#### [Input rows]
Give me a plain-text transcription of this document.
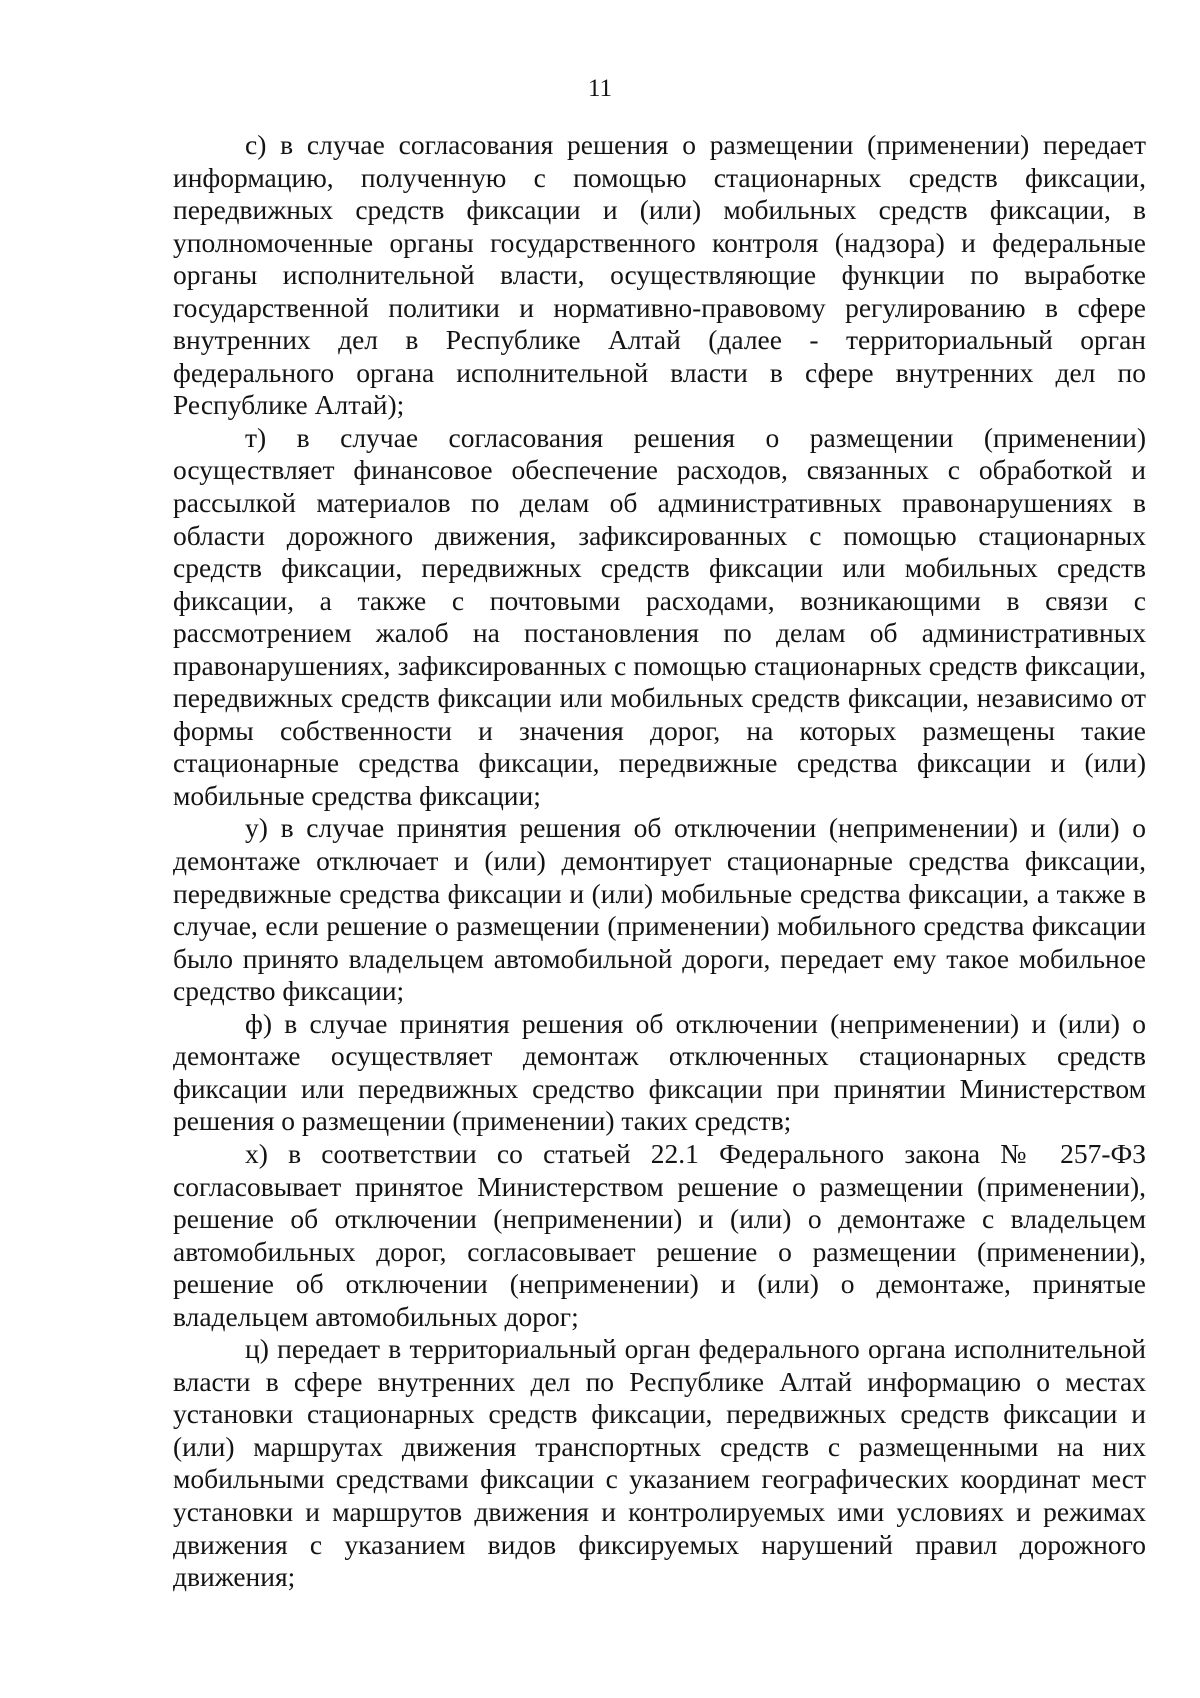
11

с) в случае согласования решения о размещении (применении) передает информацию, полученную с помощью стационарных средств фиксации, передвижных средств фиксации и (или) мобильных средств фиксации, в уполномоченные органы государственного контроля (надзора) и федеральные органы исполнительной власти, осуществляющие функции по выработке государственной политики и нормативно-правовому регулированию в сфере внутренних дел в Республике Алтай (далее - территориальный орган федерального органа исполнительной власти в сфере внутренних дел по Республике Алтай);

т) в случае согласования решения о размещении (применении) осуществляет финансовое обеспечение расходов, связанных с обработкой и рассылкой материалов по делам об административных правонарушениях в области дорожного движения, зафиксированных с помощью стационарных средств фиксации, передвижных средств фиксации или мобильных средств фиксации, а также с почтовыми расходами, возникающими в связи с рассмотрением жалоб на постановления по делам об административных правонарушениях, зафиксированных с помощью стационарных средств фиксации, передвижных средств фиксации или мобильных средств фиксации, независимо от формы собственности и значения дорог, на которых размещены такие стационарные средства фиксации, передвижные средства фиксации и (или) мобильные средства фиксации;

у) в случае принятия решения об отключении (неприменении) и (или) о демонтаже отключает и (или) демонтирует стационарные средства фиксации, передвижные средства фиксации и (или) мобильные средства фиксации, а также в случае, если решение о размещении (применении) мобильного средства фиксации было принято владельцем автомобильной дороги, передает ему такое мобильное средство фиксации;

ф) в случае принятия решения об отключении (неприменении) и (или) о демонтаже осуществляет демонтаж отключенных стационарных средств фиксации или передвижных средство фиксации при принятии Министерством решения о размещении (применении) таких средств;

х) в соответствии со статьей 22.1 Федерального закона № 257-ФЗ согласовывает принятое Министерством решение о размещении (применении), решение об отключении (неприменении) и (или) о демонтаже с владельцем автомобильных дорог, согласовывает решение о размещении (применении), решение об отключении (неприменении) и (или) о демонтаже, принятые владельцем автомобильных дорог;

ц) передает в территориальный орган федерального органа исполнительной власти в сфере внутренних дел по Республике Алтай информацию о местах установки стационарных средств фиксации, передвижных средств фиксации и (или) маршрутах движения транспортных средств с размещенными на них мобильными средствами фиксации с указанием географических координат мест установки и маршрутов движения и контролируемых ими условиях и режимах движения с указанием видов фиксируемых нарушений правил дорожного движения;
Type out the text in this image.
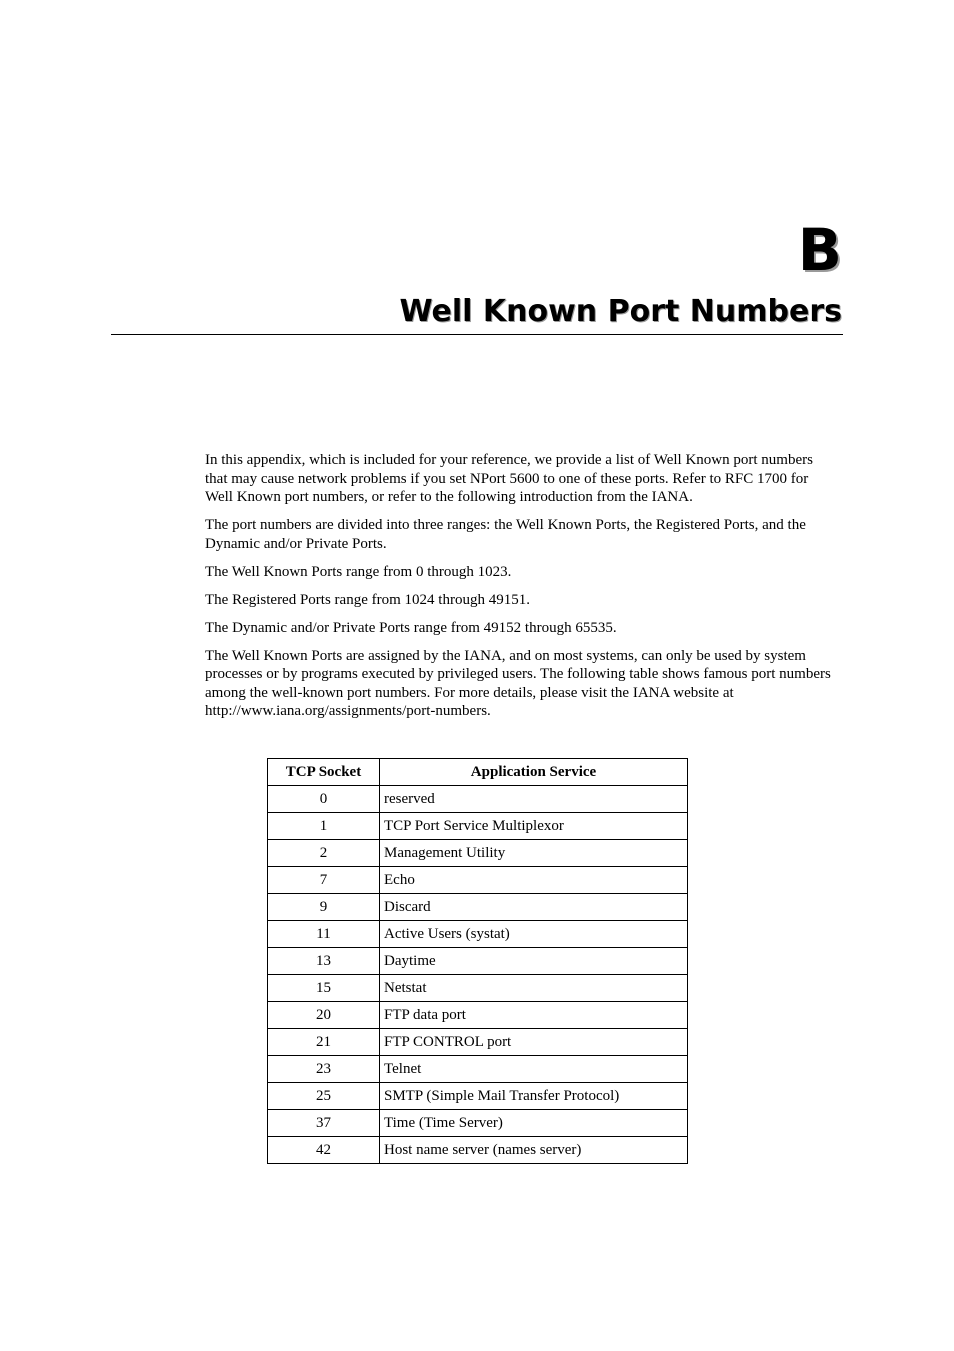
B
Well Known Port Numbers

In this appendix, which is included for your reference, we provide a list of Well Known port numbers that may cause network problems if you set NPort 5600 to one of these ports. Refer to RFC 1700 for Well Known port numbers, or refer to the following introduction from the IANA.

The port numbers are divided into three ranges: the Well Known Ports, the Registered Ports, and the Dynamic and/or Private Ports.

The Well Known Ports range from 0 through 1023.

The Registered Ports range from 1024 through 49151.

The Dynamic and/or Private Ports range from 49152 through 65535.

The Well Known Ports are assigned by the IANA, and on most systems, can only be used by system processes or by programs executed by privileged users. The following table shows famous port numbers among the well-known port numbers. For more details, please visit the IANA website at http://www.iana.org/assignments/port-numbers.

TCP Socket	Application Service
0	reserved
1	TCP Port Service Multiplexor
2	Management Utility
7	Echo
9	Discard
11	Active Users (systat)
13	Daytime
15	Netstat
20	FTP data port
21	FTP CONTROL port
23	Telnet
25	SMTP (Simple Mail Transfer Protocol)
37	Time (Time Server)
42	Host name server (names server)
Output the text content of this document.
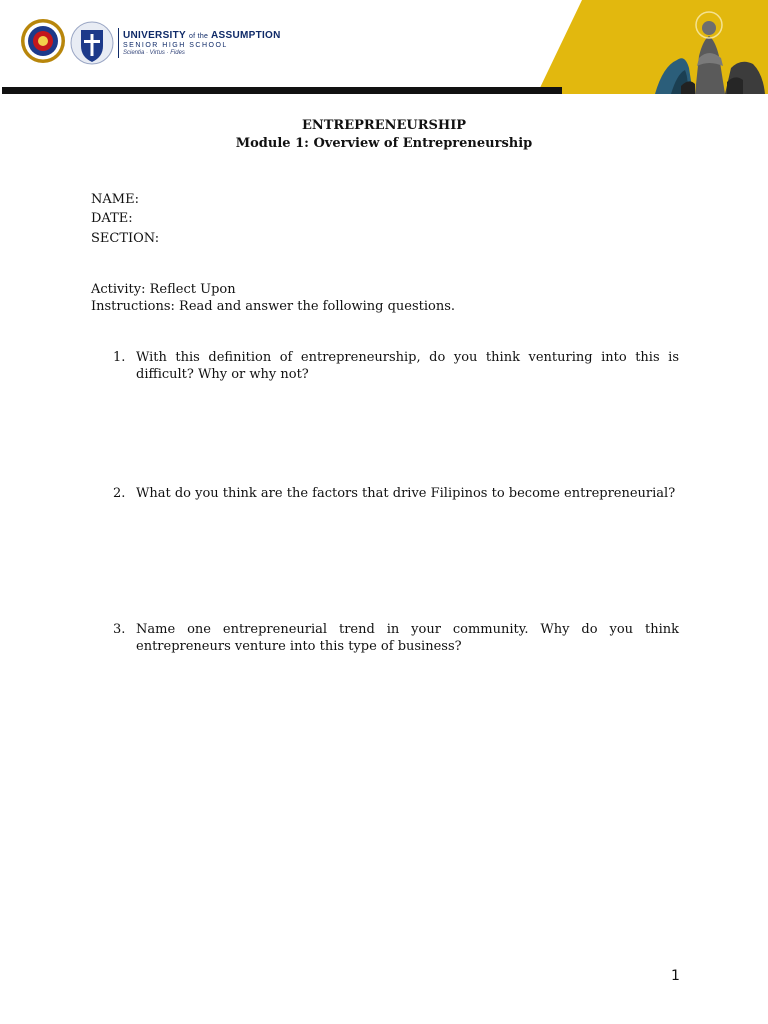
UNIVERSITY of the ASSUMPTION
SENIOR HIGH SCHOOL
Scientia · Virtus · Fides
ENTREPRENEURSHIP
Module 1: Overview of Entrepreneurship
NAME:
DATE:
SECTION:
Activity: Reflect Upon
Instructions: Read and answer the following questions.
1. With this definition of entrepreneurship, do you think venturing into this is difficult? Why or why not?
2. What do you think are the factors that drive Filipinos to become entrepreneurial?
3. Name one entrepreneurial trend in your community. Why do you think entrepreneurs venture into this type of business?
1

#### [What the task requires]
Produce an exact copy of each line of data, skipping embedded images.

#### [Reply to the exercise]
Give me a plain-text transcription of this document.
11

с) в случае согласования решения о размещении (применении) передает информацию, полученную с помощью стационарных средств фиксации, передвижных средств фиксации и (или) мобильных средств фиксации, в уполномоченные органы государственного контроля (надзора) и федеральные органы исполнительной власти, осуществляющие функции по выработке государственной политики и нормативно-правовому регулированию в сфере внутренних дел в Республике Алтай (далее - территориальный орган федерального органа исполнительной власти в сфере внутренних дел по Республике Алтай);

т) в случае согласования решения о размещении (применении) осуществляет финансовое обеспечение расходов, связанных с обработкой и рассылкой материалов по делам об административных правонарушениях в области дорожного движения, зафиксированных с помощью стационарных средств фиксации, передвижных средств фиксации или мобильных средств фиксации, а также с почтовыми расходами, возникающими в связи с рассмотрением жалоб на постановления по делам об административных правонарушениях, зафиксированных с помощью стационарных средств фиксации, передвижных средств фиксации или мобильных средств фиксации, независимо от формы собственности и значения дорог, на которых размещены такие стационарные средства фиксации, передвижные средства фиксации и (или) мобильные средства фиксации;

у) в случае принятия решения об отключении (неприменении) и (или) о демонтаже отключает и (или) демонтирует стационарные средства фиксации, передвижные средства фиксации и (или) мобильные средства фиксации, а также в случае, если решение о размещении (применении) мобильного средства фиксации было принято владельцем автомобильной дороги, передает ему такое мобильное средство фиксации;

ф) в случае принятия решения об отключении (неприменении) и (или) о демонтаже осуществляет демонтаж отключенных стационарных средств фиксации или передвижных средство фиксации при принятии Министерством решения о размещении (применении) таких средств;

х) в соответствии со статьей 22.1 Федерального закона № 257-ФЗ согласовывает принятое Министерством решение о размещении (применении), решение об отключении (неприменении) и (или) о демонтаже с владельцем автомобильных дорог, согласовывает решение о размещении (применении), решение об отключении (неприменении) и (или) о демонтаже, принятые владельцем автомобильных дорог;

ц) передает в территориальный орган федерального органа исполнительной власти в сфере внутренних дел по Республике Алтай информацию о местах установки стационарных средств фиксации, передвижных средств фиксации и (или) маршрутах движения транспортных средств с размещенными на них мобильными средствами фиксации с указанием географических координат мест установки и маршрутов движения и контролируемых ими условиях и режимах движения с указанием видов фиксируемых нарушений правил дорожного движения;
Type out the text in this image.
B
Well Known Port Numbers

In this appendix, which is included for your reference, we provide a list of Well Known port numbers that may cause network problems if you set NPort 5600 to one of these ports. Refer to RFC 1700 for Well Known port numbers, or refer to the following introduction from the IANA.

The port numbers are divided into three ranges: the Well Known Ports, the Registered Ports, and the Dynamic and/or Private Ports.

The Well Known Ports range from 0 through 1023.

The Registered Ports range from 1024 through 49151.

The Dynamic and/or Private Ports range from 49152 through 65535.

The Well Known Ports are assigned by the IANA, and on most systems, can only be used by system processes or by programs executed by privileged users. The following table shows famous port numbers among the well-known port numbers. For more details, please visit the IANA website at http://www.iana.org/assignments/port-numbers.

TCP Socket	Application Service
0	reserved
1	TCP Port Service Multiplexor
2	Management Utility
7	Echo
9	Discard
11	Active Users (systat)
13	Daytime
15	Netstat
20	FTP data port
21	FTP CONTROL port
23	Telnet
25	SMTP (Simple Mail Transfer Protocol)
37	Time (Time Server)
42	Host name server (names server)
Output the text content of this document.
UNIVERSITY of the ASSUMPTION
SENIOR HIGH SCHOOL
Scientia · Virtus · Fides
ENTREPRENEURSHIP
Module 1: Overview of Entrepreneurship
NAME:
DATE:
SECTION:
Activity: Reflect Upon
Instructions: Read and answer the following questions.
1. With this definition of entrepreneurship, do you think venturing into this is difficult? Why or why not?
2. What do you think are the factors that drive Filipinos to become entrepreneurial?
3. Name one entrepreneurial trend in your community. Why do you think entrepreneurs venture into this type of business?
1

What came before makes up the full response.